## Short exercise 1
Render the lines in the rows, from the line containing "- y-tick-label: 0.2: [126, 893, 182, 937]" to the line containing "- series-line-0: [368, 134, 1611, 1112]", as a Markdown table with the columns No. and Entry. Skip blank lines.

# New Quilt project



## phideaux (Nov 7, 2015)

My wife hand sews lots of quilts,
That's her passion, never uses a machine , all by hand.
Then she gives them to family and friends.

I thought I would show yall the newest quilt project , that she has embarked on,

This is a pic of her next quilt..









Thought , some here may be quilters.

Jim


----------



## Flight1630 (Jan 4, 2017)

I'm no quilter barely know how to sew. But that will be a very awesome quilt. Tell your wife you go girl from Flight


----------



## weedygarden (Apr 27, 2011)

That is a beautiful quilt!

I have made a few quilts in my life and have a few in progress.


----------



## tmttactical (Nov 23, 2015)

phideaux said:


> My wife hand sews lots of quilts,
> That's her passion, never uses a machine , all by hand.
> Then she gives them to family and friends.
> 
> ...


Not religious but I would purchase that quilt on the shear beauty. Magnificent.


----------



## SewingMachine (Mar 26, 2017)

phideaux said:


> My wife hand sews lots of quilts,
> That's her passion, never uses a machine , all by hand.
> Then she gives them to family and friends.
> 
> ...


Jim, that is awesome!

## Data for this exercise

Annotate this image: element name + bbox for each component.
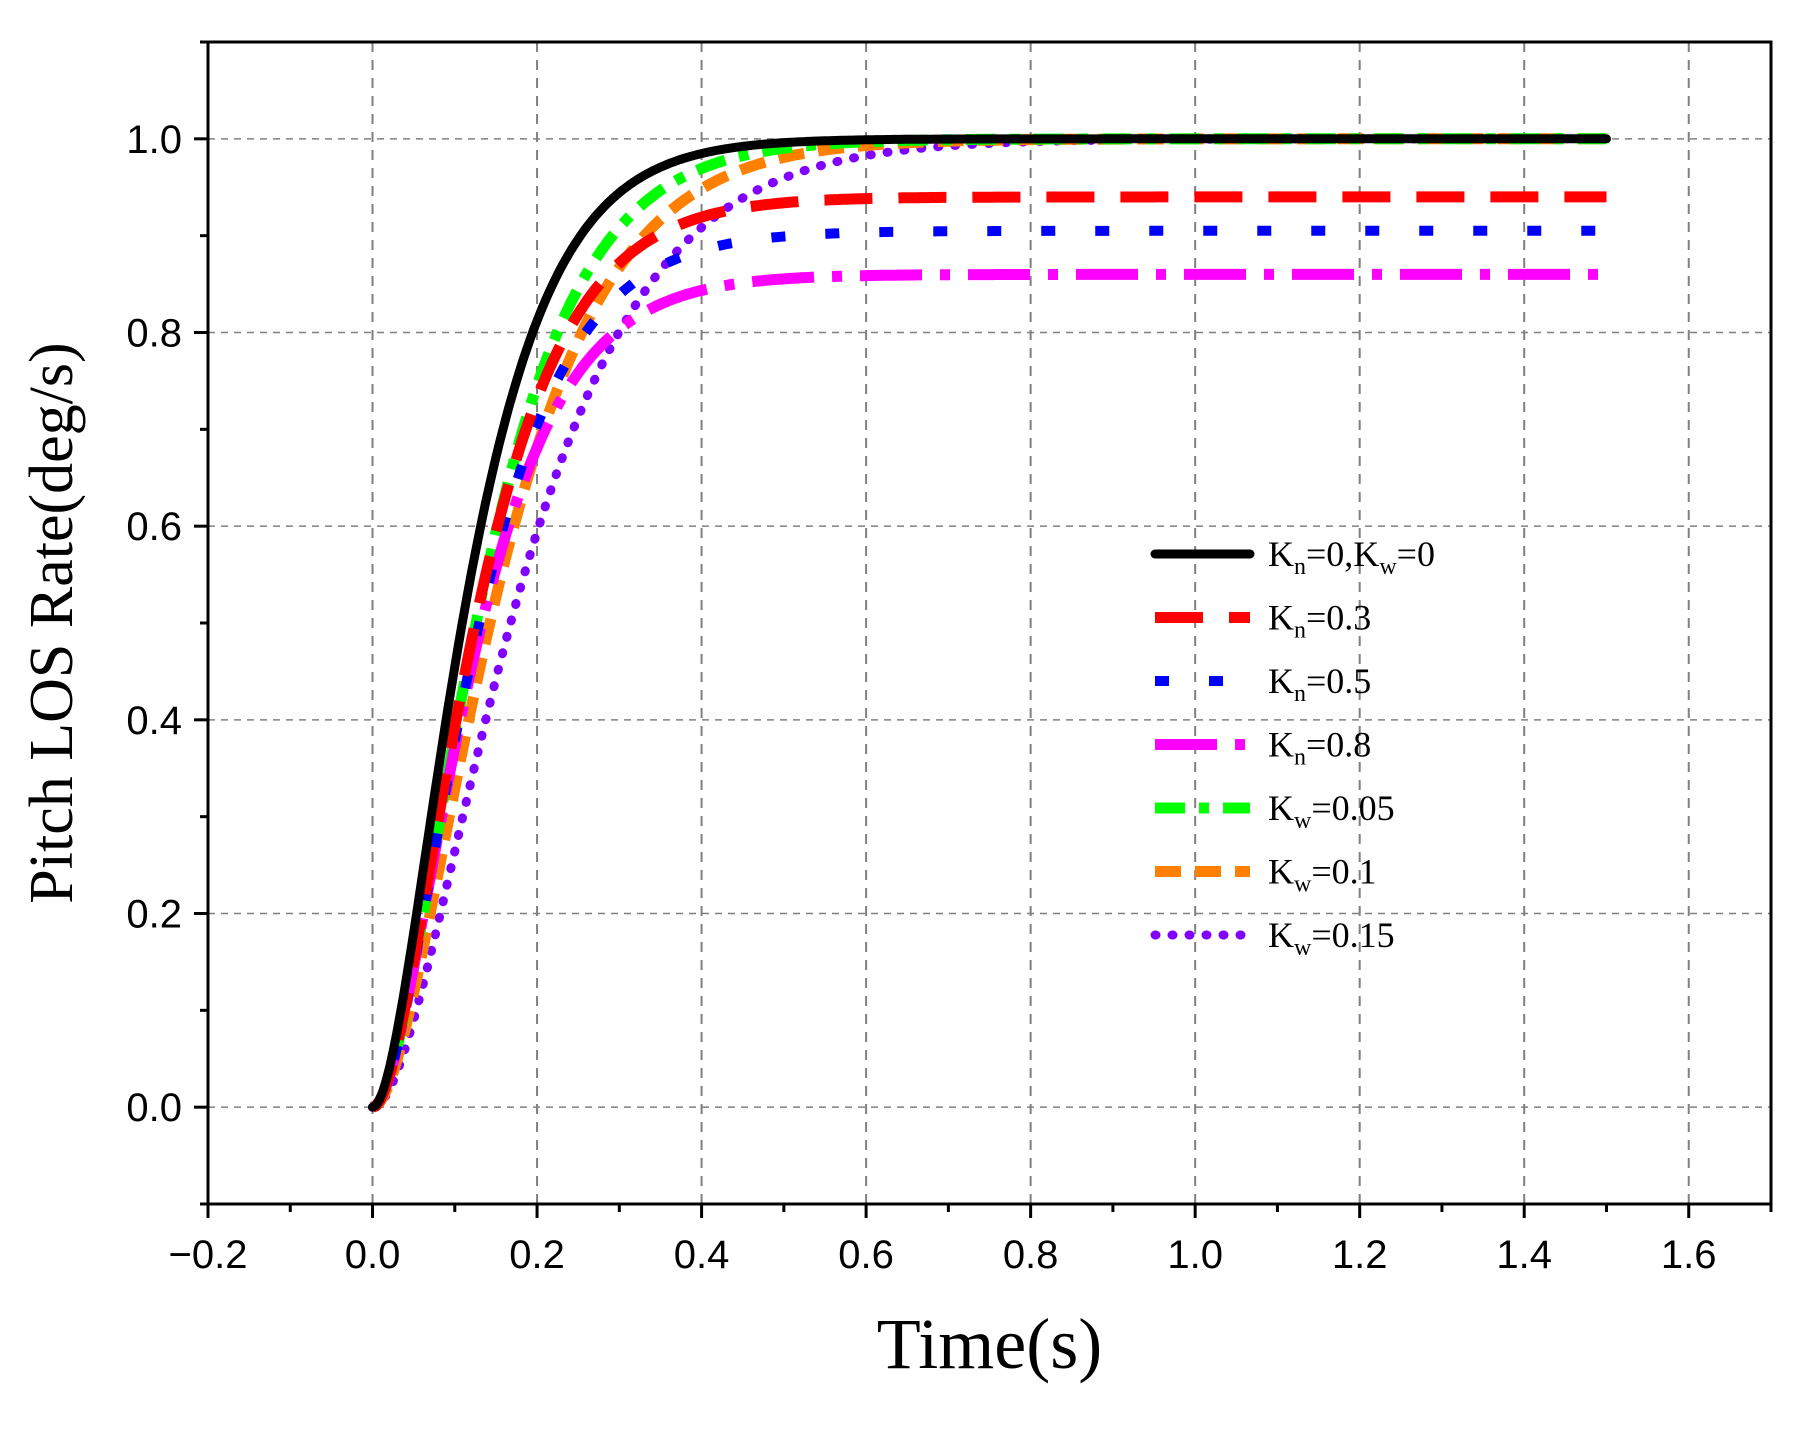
- y-tick-label: 0.2: [126, 893, 182, 937]
- y-tick-label: 0.6: [126, 505, 182, 549]
- x-axis-title: Time(s): [877, 1304, 1102, 1384]
- legend-item: Kw=0.05: [1155, 788, 1395, 834]
- axis-ticks: [194, 40, 1773, 1218]
- x-tick-label: 1.2: [1332, 1233, 1388, 1277]
- series-line-3: [370, 268, 1609, 1113]
- series-line-0: [368, 134, 1611, 1112]
- legend-label: Kw=0.1: [1268, 852, 1377, 898]
- legend-item: Kw=0.15: [1150, 915, 1395, 961]
- grid-lines: [208, 42, 1771, 1204]
- x-tick-label: 1.6: [1661, 1233, 1717, 1277]
- x-tick-label: 0.0: [345, 1233, 401, 1277]
- y-tick-label: 0.0: [126, 1086, 182, 1130]
- legend-item: Kn=0,Kw=0: [1150, 534, 1435, 580]
- legend-item: Kn=0.8: [1155, 725, 1371, 771]
- x-tick-label: 0.8: [1003, 1233, 1059, 1277]
- x-tick-label: −0.2: [169, 1233, 248, 1277]
- legend-label: Kn=0.8: [1268, 725, 1371, 771]
- y-axis-title: Pitch LOS Rate(deg/s): [18, 342, 86, 903]
- legend-label: Kn=0,Kw=0: [1268, 534, 1435, 580]
- legend-label: Kw=0.15: [1268, 915, 1395, 961]
- x-tick-labels: −0.2 0.0 0.2 0.4 0.6 0.8 1.0 1.2 1.4 1.6: [169, 1233, 1717, 1277]
- legend-label: Kn=0.5: [1268, 661, 1371, 707]
- legend-item: Kn=0.5: [1155, 661, 1371, 707]
- legend-label: Kw=0.05: [1268, 788, 1395, 834]
- y-tick-labels: 0.0 0.2 0.4 0.6 0.8 1.0: [126, 118, 182, 1130]
- x-tick-label: 1.0: [1167, 1233, 1223, 1277]
- legend-item: Kn=0.3: [1155, 598, 1371, 644]
- legend-item: Kw=0.1: [1155, 852, 1377, 898]
- y-tick-label: 0.8: [126, 312, 182, 356]
- y-tick-label: 0.4: [126, 699, 182, 743]
- legend: Kn=0,Kw=0 Kn=0.3 Kn=0.5 Kn=0.8 Kw=0.05 Kw=0.1…: [1150, 534, 1435, 961]
- legend-label: Kn=0.3: [1268, 598, 1371, 644]
- x-tick-label: 0.6: [838, 1233, 894, 1277]
- plot-frame: [206, 40, 1773, 1206]
- series-lines: [368, 133, 1611, 1113]
- series-line-1: [370, 191, 1609, 1113]
- x-tick-label: 0.4: [674, 1233, 730, 1277]
- x-tick-label: 1.4: [1496, 1233, 1552, 1277]
- y-tick-label: 1.0: [126, 118, 182, 162]
- x-tick-label: 0.2: [509, 1233, 565, 1277]
- series-line-2: [370, 225, 1608, 1112]
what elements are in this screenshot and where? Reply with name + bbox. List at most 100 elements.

## Short exercise 2
Set down the whole quilt project thread above, word for word.

## Correct answer 1
| No. | Entry |
|---|---|
| 1 | - y-tick-label: 0.2: [126, 893, 182, 937] |
| 2 | - y-tick-label: 0.6: [126, 505, 182, 549] |
| 3 | - x-axis-title: Time(s): [877, 1304, 1102, 1384] |
| 4 | - legend-item: Kw=0.05: [1155, 788, 1395, 834] |
| 5 | - axis-ticks: [194, 40, 1773, 1218] |
| 6 | - x-tick-label: 1.2: [1332, 1233, 1388, 1277] |
| 7 | - series-line-3: [370, 268, 1609, 1113] |
| 8 | - series-line-0: [368, 134, 1611, 1112] |

## Correct answer 2
# New Quilt project



## phideaux (Nov 7, 2015)

My wife hand sews lots of quilts,
That's her passion, never uses a machine , all by hand.
Then she gives them to family and friends.

I thought I would show yall the newest quilt project , that she has embarked on,

This is a pic of her next quilt..









Thought , some here may be quilters.

Jim


----------



## Flight1630 (Jan 4, 2017)

I'm no quilter barely know how to sew. But that will be a very awesome quilt. Tell your wife you go girl from Flight


----------



## weedygarden (Apr 27, 2011)

That is a beautiful quilt!

I have made a few quilts in my life and have a few in progress.


----------



## tmttactical (Nov 23, 2015)

phideaux said:


> My wife hand sews lots of quilts,
> That's her passion, never uses a machine , all by hand.
> Then she gives them to family and friends.
> 
> ...


Not religious but I would purchase that quilt on the shear beauty. Magnificent.


----------



## SewingMachine (Mar 26, 2017)

phideaux said:


> My wife hand sews lots of quilts,
> That's her passion, never uses a machine , all by hand.
> Then she gives them to family and friends.
> 
> ...


Jim, that is awesome!